Problem requirements - Below are entries; tally how many lines hold the string "JSON" and answer with only that figure.

(Saved data entries)
^^^^^^^^

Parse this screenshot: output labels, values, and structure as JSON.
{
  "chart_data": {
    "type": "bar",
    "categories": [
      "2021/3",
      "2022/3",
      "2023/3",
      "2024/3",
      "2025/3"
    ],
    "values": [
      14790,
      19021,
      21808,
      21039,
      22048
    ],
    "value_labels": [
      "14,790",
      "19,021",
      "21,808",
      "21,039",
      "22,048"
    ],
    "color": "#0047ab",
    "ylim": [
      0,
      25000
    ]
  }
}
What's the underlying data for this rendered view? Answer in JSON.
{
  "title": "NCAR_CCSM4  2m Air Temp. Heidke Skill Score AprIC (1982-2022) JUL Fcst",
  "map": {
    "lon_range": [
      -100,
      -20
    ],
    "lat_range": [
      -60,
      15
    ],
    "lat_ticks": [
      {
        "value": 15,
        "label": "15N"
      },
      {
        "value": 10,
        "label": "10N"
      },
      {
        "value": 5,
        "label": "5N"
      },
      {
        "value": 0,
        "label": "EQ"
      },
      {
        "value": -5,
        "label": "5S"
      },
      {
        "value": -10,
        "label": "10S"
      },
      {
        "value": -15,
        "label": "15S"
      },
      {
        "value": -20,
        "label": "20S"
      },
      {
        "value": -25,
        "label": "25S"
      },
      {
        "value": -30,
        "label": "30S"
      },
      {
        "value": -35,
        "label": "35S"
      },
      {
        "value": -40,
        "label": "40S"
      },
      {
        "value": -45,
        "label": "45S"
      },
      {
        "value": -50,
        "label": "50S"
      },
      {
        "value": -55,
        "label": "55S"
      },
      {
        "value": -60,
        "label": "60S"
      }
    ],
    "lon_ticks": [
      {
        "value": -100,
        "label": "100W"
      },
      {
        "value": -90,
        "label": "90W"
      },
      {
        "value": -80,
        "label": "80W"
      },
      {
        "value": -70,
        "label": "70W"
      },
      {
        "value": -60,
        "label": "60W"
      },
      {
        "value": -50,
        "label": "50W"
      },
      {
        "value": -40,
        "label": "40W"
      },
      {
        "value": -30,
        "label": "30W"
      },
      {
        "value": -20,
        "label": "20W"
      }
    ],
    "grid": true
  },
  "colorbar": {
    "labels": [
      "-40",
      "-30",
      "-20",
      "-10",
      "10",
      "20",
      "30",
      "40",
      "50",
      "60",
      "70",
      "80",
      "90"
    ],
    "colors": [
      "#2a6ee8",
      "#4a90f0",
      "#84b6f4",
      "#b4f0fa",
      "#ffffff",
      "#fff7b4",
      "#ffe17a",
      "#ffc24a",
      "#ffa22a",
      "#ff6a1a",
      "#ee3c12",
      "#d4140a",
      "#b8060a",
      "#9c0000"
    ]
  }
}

^^^^^^^^

Solution for this task - 2